◆ Your objective
Copy out the material below in full, but not its images.

● ● ●

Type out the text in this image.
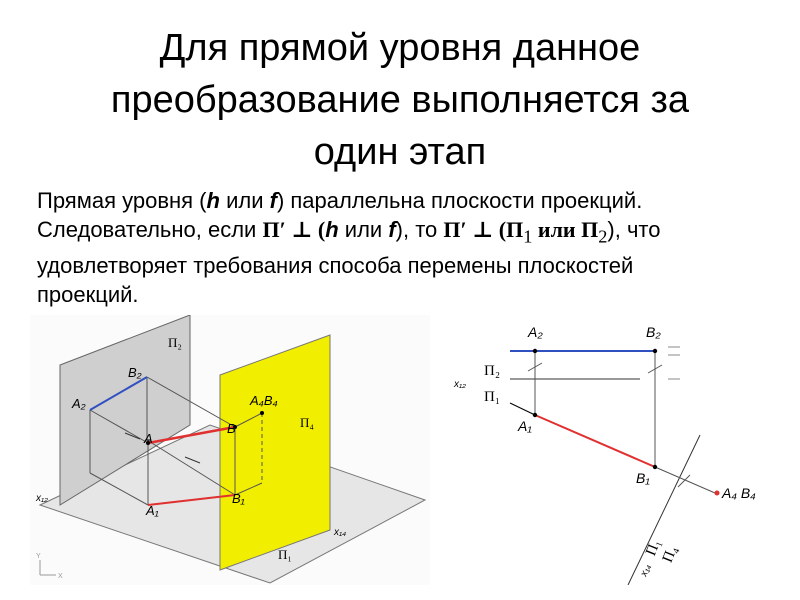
Для прямой уровня данное
преобразование выполняется за
один этап
Прямая уровня (h или f) параллельна плоскости проекций.
Следовательно, если П′ ⊥ (h или f), то П′ ⊥ ($П_1$ или $П_2$), что
удовлетворяет требования способа перемены плоскостей
проекций.
П₂
П₄
П₁
A₂
B₂
A
B
A₄B₄
A₁
B₁
x₁₂
x₁₄
Y
X
A₂	B₂
A₁
B₁
A₄ B₄
x₁₂
П₂
П₁
x₁₄
П₁
П₄
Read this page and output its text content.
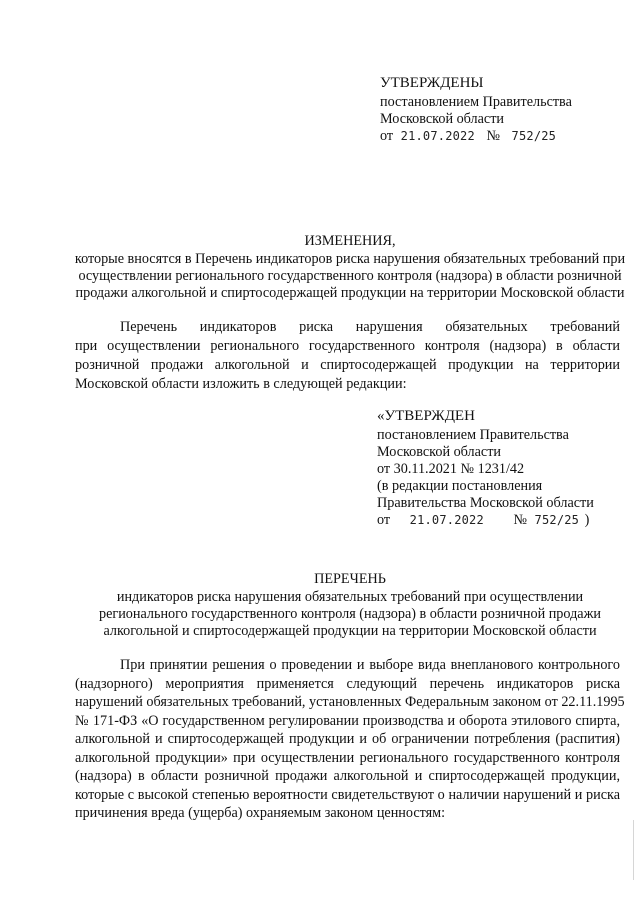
УТВЕРЖДЕНЫ
постановлением Правительства
Московской области
от 21.07.2022 № 752/25
ИЗМЕНЕНИЯ,
которые вносятся в Перечень индикаторов риска нарушения обязательных требований при
осуществлении регионального государственного контроля (надзора) в области розничной
продажи алкогольной и спиртосодержащей продукции на территории Московской области
Перечень индикаторов риска нарушения обязательных требований
при осуществлении регионального государственного контроля (надзора) в области
розничной продажи алкогольной и спиртосодержащей продукции на территории
Московской области изложить в следующей редакции:
«УТВЕРЖДЕН
постановлением Правительства
Московской области
от 30.11.2021 № 1231/42
(в редакции постановления
Правительства Московской области
от 21.07.2022 № 752/25 )
ПЕРЕЧЕНЬ
индикаторов риска нарушения обязательных требований при осуществлении
регионального государственного контроля (надзора) в области розничной продажи
алкогольной и спиртосодержащей продукции на территории Московской области
При принятии решения о проведении и выборе вида внепланового контрольного
(надзорного) мероприятия применяется следующий перечень индикаторов риска
нарушений обязательных требований, установленных Федеральным законом от 22.11.1995
№ 171-ФЗ «О государственном регулировании производства и оборота этилового спирта,
алкогольной и спиртосодержащей продукции и об ограничении потребления (распития)
алкогольной продукции» при осуществлении регионального государственного контроля
(надзора) в области розничной продажи алкогольной и спиртосодержащей продукции,
которые с высокой степенью вероятности свидетельствуют о наличии нарушений и риска
причинения вреда (ущерба) охраняемым законом ценностям:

● ● ●

◆ Response to this exercise
Type out the text in this image.
Для прямой уровня данное
преобразование выполняется за
один этап
Прямая уровня (h или f) параллельна плоскости проекций.
Следовательно, если П′ ⊥ (h или f), то П′ ⊥ ($П_1$ или $П_2$), что
удовлетворяет требования способа перемены плоскостей
проекций.
П₂
П₄
П₁
A₂
B₂
A
B
A₄B₄
A₁
B₁
x₁₂
x₁₄
Y
X
A₂	B₂
A₁
B₁
A₄ B₄
x₁₂
П₂
П₁
x₁₄
П₁
П₄
Read this page and output its text content.
УТВЕРЖДЕНЫ
постановлением Правительства
Московской области
от 21.07.2022 № 752/25
ИЗМЕНЕНИЯ,
которые вносятся в Перечень индикаторов риска нарушения обязательных требований при
осуществлении регионального государственного контроля (надзора) в области розничной
продажи алкогольной и спиртосодержащей продукции на территории Московской области
Перечень индикаторов риска нарушения обязательных требований
при осуществлении регионального государственного контроля (надзора) в области
розничной продажи алкогольной и спиртосодержащей продукции на территории
Московской области изложить в следующей редакции:
«УТВЕРЖДЕН
постановлением Правительства
Московской области
от 30.11.2021 № 1231/42
(в редакции постановления
Правительства Московской области
от 21.07.2022 № 752/25 )
ПЕРЕЧЕНЬ
индикаторов риска нарушения обязательных требований при осуществлении
регионального государственного контроля (надзора) в области розничной продажи
алкогольной и спиртосодержащей продукции на территории Московской области
При принятии решения о проведении и выборе вида внепланового контрольного
(надзорного) мероприятия применяется следующий перечень индикаторов риска
нарушений обязательных требований, установленных Федеральным законом от 22.11.1995
№ 171-ФЗ «О государственном регулировании производства и оборота этилового спирта,
алкогольной и спиртосодержащей продукции и об ограничении потребления (распития)
алкогольной продукции» при осуществлении регионального государственного контроля
(надзора) в области розничной продажи алкогольной и спиртосодержащей продукции,
которые с высокой степенью вероятности свидетельствуют о наличии нарушений и риска
причинения вреда (ущерба) охраняемым законом ценностям:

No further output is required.